[Saved entries]
----------

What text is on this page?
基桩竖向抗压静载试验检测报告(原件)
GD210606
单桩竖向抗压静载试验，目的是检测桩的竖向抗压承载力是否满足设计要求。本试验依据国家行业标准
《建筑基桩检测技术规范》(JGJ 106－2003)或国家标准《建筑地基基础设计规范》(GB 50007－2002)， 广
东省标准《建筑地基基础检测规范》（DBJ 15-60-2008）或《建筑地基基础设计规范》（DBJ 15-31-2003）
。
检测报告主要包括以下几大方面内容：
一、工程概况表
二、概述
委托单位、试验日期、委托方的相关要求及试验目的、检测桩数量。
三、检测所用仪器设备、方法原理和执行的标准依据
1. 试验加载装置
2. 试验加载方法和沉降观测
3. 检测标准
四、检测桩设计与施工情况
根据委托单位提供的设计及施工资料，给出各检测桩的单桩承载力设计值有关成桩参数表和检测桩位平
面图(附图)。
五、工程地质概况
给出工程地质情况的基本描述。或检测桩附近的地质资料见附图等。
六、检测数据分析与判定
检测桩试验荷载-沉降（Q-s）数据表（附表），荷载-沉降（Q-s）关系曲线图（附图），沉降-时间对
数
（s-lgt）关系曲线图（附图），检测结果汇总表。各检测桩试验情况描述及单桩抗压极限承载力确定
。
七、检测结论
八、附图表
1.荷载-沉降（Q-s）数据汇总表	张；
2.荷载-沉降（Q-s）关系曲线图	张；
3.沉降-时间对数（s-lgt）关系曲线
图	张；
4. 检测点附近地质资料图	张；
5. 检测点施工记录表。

----------

## [EXERCISE INSTRUCTIONS]
Lines that hold "关系曲线图" are the ones to copy; find all of them.

## [ANSWER TO THIS TASK]
检测桩试验荷载-沉降（Q-s）数据表（附表），荷载-沉降（Q-s）关系曲线图（附图），沉降-时间对
（s-lgt）关系曲线图（附图），检测结果汇总表。各检测桩试验情况描述及单桩抗压极限承载力确定
2.荷载-沉降（Q-s）关系曲线图	张；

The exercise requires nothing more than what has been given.